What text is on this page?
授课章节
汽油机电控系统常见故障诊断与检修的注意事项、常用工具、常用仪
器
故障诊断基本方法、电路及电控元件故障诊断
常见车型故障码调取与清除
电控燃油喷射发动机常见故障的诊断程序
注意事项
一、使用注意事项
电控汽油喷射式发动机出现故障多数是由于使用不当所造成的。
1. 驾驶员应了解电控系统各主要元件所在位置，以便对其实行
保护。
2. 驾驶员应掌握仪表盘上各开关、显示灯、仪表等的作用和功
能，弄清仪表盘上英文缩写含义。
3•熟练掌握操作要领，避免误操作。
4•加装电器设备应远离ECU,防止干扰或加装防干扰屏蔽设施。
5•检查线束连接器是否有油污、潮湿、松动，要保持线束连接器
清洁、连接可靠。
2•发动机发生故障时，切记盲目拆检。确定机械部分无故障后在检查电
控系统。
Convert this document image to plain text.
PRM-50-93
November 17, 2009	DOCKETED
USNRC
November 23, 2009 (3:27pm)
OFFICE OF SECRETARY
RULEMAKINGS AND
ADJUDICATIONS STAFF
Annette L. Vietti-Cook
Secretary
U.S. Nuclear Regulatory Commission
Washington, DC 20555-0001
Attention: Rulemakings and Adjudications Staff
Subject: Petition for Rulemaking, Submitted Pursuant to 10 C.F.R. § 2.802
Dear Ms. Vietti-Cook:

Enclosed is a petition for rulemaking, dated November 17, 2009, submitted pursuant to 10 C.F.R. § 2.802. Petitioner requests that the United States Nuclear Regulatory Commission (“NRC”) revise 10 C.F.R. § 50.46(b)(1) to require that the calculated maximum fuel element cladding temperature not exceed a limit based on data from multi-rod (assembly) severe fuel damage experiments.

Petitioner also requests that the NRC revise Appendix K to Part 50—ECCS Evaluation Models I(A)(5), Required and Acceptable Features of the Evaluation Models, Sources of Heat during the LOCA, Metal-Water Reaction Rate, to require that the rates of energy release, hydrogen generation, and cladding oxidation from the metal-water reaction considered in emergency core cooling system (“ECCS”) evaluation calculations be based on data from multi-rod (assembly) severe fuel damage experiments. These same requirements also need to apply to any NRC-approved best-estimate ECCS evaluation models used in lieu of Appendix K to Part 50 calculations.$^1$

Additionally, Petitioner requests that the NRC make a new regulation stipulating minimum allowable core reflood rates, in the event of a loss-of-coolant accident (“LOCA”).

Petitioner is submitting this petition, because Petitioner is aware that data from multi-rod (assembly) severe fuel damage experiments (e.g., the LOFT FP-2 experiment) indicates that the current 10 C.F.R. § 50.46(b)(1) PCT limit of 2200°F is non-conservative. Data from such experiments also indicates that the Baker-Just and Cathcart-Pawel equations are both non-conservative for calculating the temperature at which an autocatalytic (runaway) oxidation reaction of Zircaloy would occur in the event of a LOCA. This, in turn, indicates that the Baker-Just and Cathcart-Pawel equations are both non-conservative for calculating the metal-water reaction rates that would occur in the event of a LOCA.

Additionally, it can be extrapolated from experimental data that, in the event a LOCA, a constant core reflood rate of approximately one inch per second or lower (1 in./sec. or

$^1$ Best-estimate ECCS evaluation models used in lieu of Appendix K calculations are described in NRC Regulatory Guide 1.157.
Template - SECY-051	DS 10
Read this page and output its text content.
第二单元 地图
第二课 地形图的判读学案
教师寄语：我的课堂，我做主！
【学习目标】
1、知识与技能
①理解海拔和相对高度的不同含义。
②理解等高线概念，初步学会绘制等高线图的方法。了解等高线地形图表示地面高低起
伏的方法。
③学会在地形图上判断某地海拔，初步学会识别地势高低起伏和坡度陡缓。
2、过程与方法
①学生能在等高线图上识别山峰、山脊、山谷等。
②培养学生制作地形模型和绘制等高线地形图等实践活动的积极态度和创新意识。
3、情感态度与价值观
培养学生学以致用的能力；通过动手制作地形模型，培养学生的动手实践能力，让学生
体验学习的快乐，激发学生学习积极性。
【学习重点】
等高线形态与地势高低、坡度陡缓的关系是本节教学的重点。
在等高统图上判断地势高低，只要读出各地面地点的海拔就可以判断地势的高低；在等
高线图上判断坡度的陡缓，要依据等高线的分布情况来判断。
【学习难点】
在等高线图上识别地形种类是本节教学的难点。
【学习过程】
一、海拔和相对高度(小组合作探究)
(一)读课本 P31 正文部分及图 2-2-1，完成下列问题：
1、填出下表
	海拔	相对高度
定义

****************

### Directions
Reproduce the data, keeping every line exactly the same.

### Expected output
What text is on this page?
授课章节
汽油机电控系统常见故障诊断与检修的注意事项、常用工具、常用仪
器
故障诊断基本方法、电路及电控元件故障诊断
常见车型故障码调取与清除
电控燃油喷射发动机常见故障的诊断程序
注意事项
一、使用注意事项
电控汽油喷射式发动机出现故障多数是由于使用不当所造成的。
1. 驾驶员应了解电控系统各主要元件所在位置，以便对其实行
保护。
2. 驾驶员应掌握仪表盘上各开关、显示灯、仪表等的作用和功
能，弄清仪表盘上英文缩写含义。
3•熟练掌握操作要领，避免误操作。
4•加装电器设备应远离ECU,防止干扰或加装防干扰屏蔽设施。
5•检查线束连接器是否有油污、潮湿、松动，要保持线束连接器
清洁、连接可靠。
2•发动机发生故障时，切记盲目拆检。确定机械部分无故障后在检查电
控系统。
Convert this document image to plain text.
PRM-50-93
November 17, 2009	DOCKETED
USNRC
November 23, 2009 (3:27pm)
OFFICE OF SECRETARY
RULEMAKINGS AND
ADJUDICATIONS STAFF
Annette L. Vietti-Cook
Secretary
U.S. Nuclear Regulatory Commission
Washington, DC 20555-0001
Attention: Rulemakings and Adjudications Staff
Subject: Petition for Rulemaking, Submitted Pursuant to 10 C.F.R. § 2.802
Dear Ms. Vietti-Cook:

Enclosed is a petition for rulemaking, dated November 17, 2009, submitted pursuant to 10 C.F.R. § 2.802. Petitioner requests that the United States Nuclear Regulatory Commission (“NRC”) revise 10 C.F.R. § 50.46(b)(1) to require that the calculated maximum fuel element cladding temperature not exceed a limit based on data from multi-rod (assembly) severe fuel damage experiments.

Petitioner also requests that the NRC revise Appendix K to Part 50—ECCS Evaluation Models I(A)(5), Required and Acceptable Features of the Evaluation Models, Sources of Heat during the LOCA, Metal-Water Reaction Rate, to require that the rates of energy release, hydrogen generation, and cladding oxidation from the metal-water reaction considered in emergency core cooling system (“ECCS”) evaluation calculations be based on data from multi-rod (assembly) severe fuel damage experiments. These same requirements also need to apply to any NRC-approved best-estimate ECCS evaluation models used in lieu of Appendix K to Part 50 calculations.$^1$

Additionally, Petitioner requests that the NRC make a new regulation stipulating minimum allowable core reflood rates, in the event of a loss-of-coolant accident (“LOCA”).

Petitioner is submitting this petition, because Petitioner is aware that data from multi-rod (assembly) severe fuel damage experiments (e.g., the LOFT FP-2 experiment) indicates that the current 10 C.F.R. § 50.46(b)(1) PCT limit of 2200°F is non-conservative. Data from such experiments also indicates that the Baker-Just and Cathcart-Pawel equations are both non-conservative for calculating the temperature at which an autocatalytic (runaway) oxidation reaction of Zircaloy would occur in the event of a LOCA. This, in turn, indicates that the Baker-Just and Cathcart-Pawel equations are both non-conservative for calculating the metal-water reaction rates that would occur in the event of a LOCA.

Additionally, it can be extrapolated from experimental data that, in the event a LOCA, a constant core reflood rate of approximately one inch per second or lower (1 in./sec. or

$^1$ Best-estimate ECCS evaluation models used in lieu of Appendix K calculations are described in NRC Regulatory Guide 1.157.
Template - SECY-051	DS 10
Read this page and output its text content.
第二单元 地图
第二课 地形图的判读学案
教师寄语：我的课堂，我做主！
【学习目标】
1、知识与技能
①理解海拔和相对高度的不同含义。
②理解等高线概念，初步学会绘制等高线图的方法。了解等高线地形图表示地面高低起
伏的方法。
③学会在地形图上判断某地海拔，初步学会识别地势高低起伏和坡度陡缓。
2、过程与方法
①学生能在等高线图上识别山峰、山脊、山谷等。
②培养学生制作地形模型和绘制等高线地形图等实践活动的积极态度和创新意识。
3、情感态度与价值观
培养学生学以致用的能力；通过动手制作地形模型，培养学生的动手实践能力，让学生
体验学习的快乐，激发学生学习积极性。
【学习重点】
等高线形态与地势高低、坡度陡缓的关系是本节教学的重点。
在等高统图上判断地势高低，只要读出各地面地点的海拔就可以判断地势的高低；在等
高线图上判断坡度的陡缓，要依据等高线的分布情况来判断。
【学习难点】
在等高线图上识别地形种类是本节教学的难点。
【学习过程】
一、海拔和相对高度(小组合作探究)
(一)读课本 P31 正文部分及图 2-2-1，完成下列问题：
1、填出下表
	海拔	相对高度
定义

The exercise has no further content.